[Raw data]
########

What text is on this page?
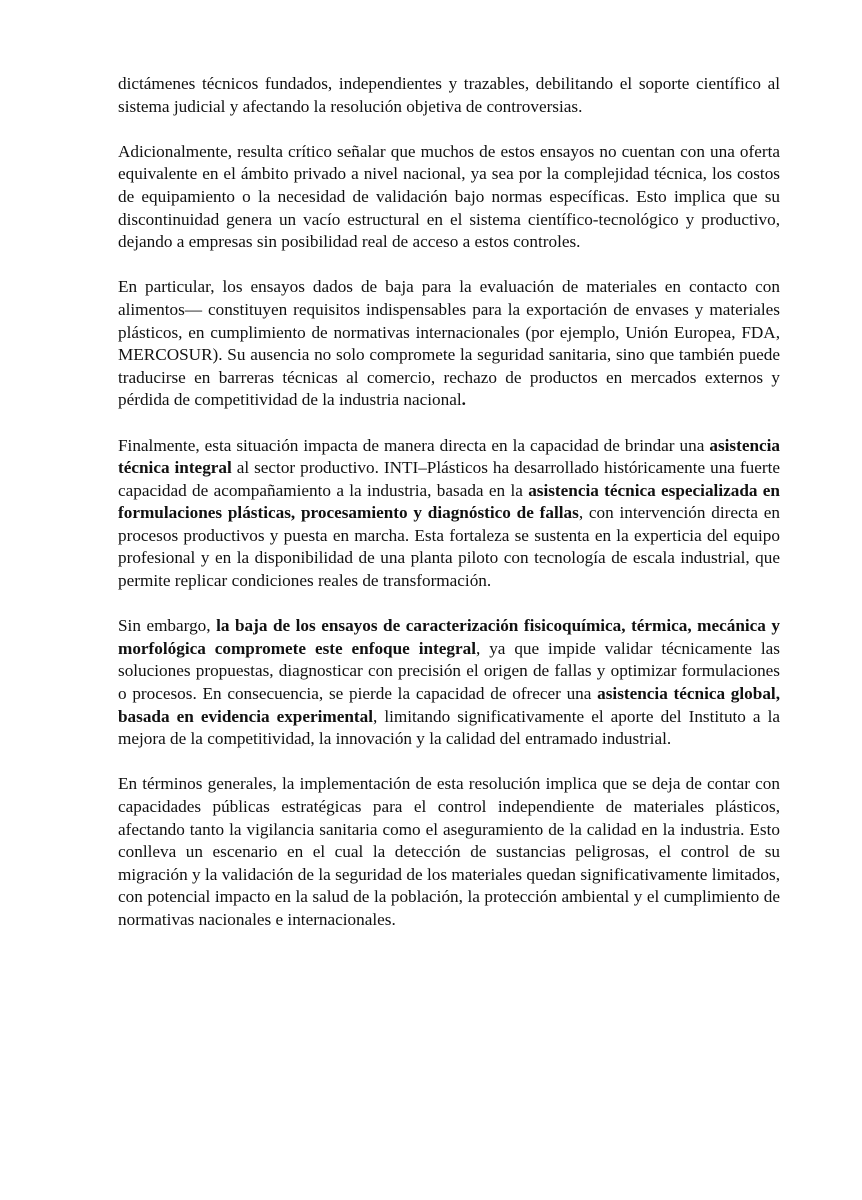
dictámenes técnicos fundados, independientes y trazables, debilitando el soporte científico al sistema judicial y afectando la resolución objetiva de controversias.

Adicionalmente, resulta crítico señalar que muchos de estos ensayos no cuentan con una oferta equivalente en el ámbito privado a nivel nacional, ya sea por la complejidad técnica, los costos de equipamiento o la necesidad de validación bajo normas específicas. Esto implica que su discontinuidad genera un vacío estructural en el sistema científico-tecnológico y productivo, dejando a empresas sin posibilidad real de acceso a estos controles.

En particular, los ensayos dados de baja para la evaluación de materiales en contacto con alimentos— constituyen requisitos indispensables para la exportación de envases y materiales plásticos, en cumplimiento de normativas internacionales (por ejemplo, Unión Europea, FDA, MERCOSUR). Su ausencia no solo compromete la seguridad sanitaria, sino que también puede traducirse en barreras técnicas al comercio, rechazo de productos en mercados externos y pérdida de competitividad de la industria nacional.

Finalmente, esta situación impacta de manera directa en la capacidad de brindar una asistencia técnica integral al sector productivo. INTI–Plásticos ha desarrollado históricamente una fuerte capacidad de acompañamiento a la industria, basada en la asistencia técnica especializada en formulaciones plásticas, procesamiento y diagnóstico de fallas, con intervención directa en procesos productivos y puesta en marcha. Esta fortaleza se sustenta en la experticia del equipo profesional y en la disponibilidad de una planta piloto con tecnología de escala industrial, que permite replicar condiciones reales de transformación.

Sin embargo, la baja de los ensayos de caracterización fisicoquímica, térmica, mecánica y morfológica compromete este enfoque integral, ya que impide validar técnicamente las soluciones propuestas, diagnosticar con precisión el origen de fallas y optimizar formulaciones o procesos. En consecuencia, se pierde la capacidad de ofrecer una asistencia técnica global, basada en evidencia experimental, limitando significativamente el aporte del Instituto a la mejora de la competitividad, la innovación y la calidad del entramado industrial.

En términos generales, la implementación de esta resolución implica que se deja de contar con capacidades públicas estratégicas para el control independiente de materiales plásticos, afectando tanto la vigilancia sanitaria como el aseguramiento de la calidad en la industria. Esto conlleva un escenario en el cual la detección de sustancias peligrosas, el control de su migración y la validación de la seguridad de los materiales quedan significativamente limitados, con potencial impacto en la salud de la población, la protección ambiental y el cumplimiento de normativas nacionales e internacionales.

########

[The problem] Please transcribe the material above exactly as written. Leave the pictures out.

[Response]
What text is on this page?
dictámenes técnicos fundados, independientes y trazables, debilitando el soporte científico al sistema judicial y afectando la resolución objetiva de controversias.

Adicionalmente, resulta crítico señalar que muchos de estos ensayos no cuentan con una oferta equivalente en el ámbito privado a nivel nacional, ya sea por la complejidad técnica, los costos de equipamiento o la necesidad de validación bajo normas específicas. Esto implica que su discontinuidad genera un vacío estructural en el sistema científico-tecnológico y productivo, dejando a empresas sin posibilidad real de acceso a estos controles.

En particular, los ensayos dados de baja para la evaluación de materiales en contacto con alimentos— constituyen requisitos indispensables para la exportación de envases y materiales plásticos, en cumplimiento de normativas internacionales (por ejemplo, Unión Europea, FDA, MERCOSUR). Su ausencia no solo compromete la seguridad sanitaria, sino que también puede traducirse en barreras técnicas al comercio, rechazo de productos en mercados externos y pérdida de competitividad de la industria nacional.

Finalmente, esta situación impacta de manera directa en la capacidad de brindar una asistencia técnica integral al sector productivo. INTI–Plásticos ha desarrollado históricamente una fuerte capacidad de acompañamiento a la industria, basada en la asistencia técnica especializada en formulaciones plásticas, procesamiento y diagnóstico de fallas, con intervención directa en procesos productivos y puesta en marcha. Esta fortaleza se sustenta en la experticia del equipo profesional y en la disponibilidad de una planta piloto con tecnología de escala industrial, que permite replicar condiciones reales de transformación.

Sin embargo, la baja de los ensayos de caracterización fisicoquímica, térmica, mecánica y morfológica compromete este enfoque integral, ya que impide validar técnicamente las soluciones propuestas, diagnosticar con precisión el origen de fallas y optimizar formulaciones o procesos. En consecuencia, se pierde la capacidad de ofrecer una asistencia técnica global, basada en evidencia experimental, limitando significativamente el aporte del Instituto a la mejora de la competitividad, la innovación y la calidad del entramado industrial.

En términos generales, la implementación de esta resolución implica que se deja de contar con capacidades públicas estratégicas para el control independiente de materiales plásticos, afectando tanto la vigilancia sanitaria como el aseguramiento de la calidad en la industria. Esto conlleva un escenario en el cual la detección de sustancias peligrosas, el control de su migración y la validación de la seguridad de los materiales quedan significativamente limitados, con potencial impacto en la salud de la población, la protección ambiental y el cumplimiento de normativas nacionales e internacionales.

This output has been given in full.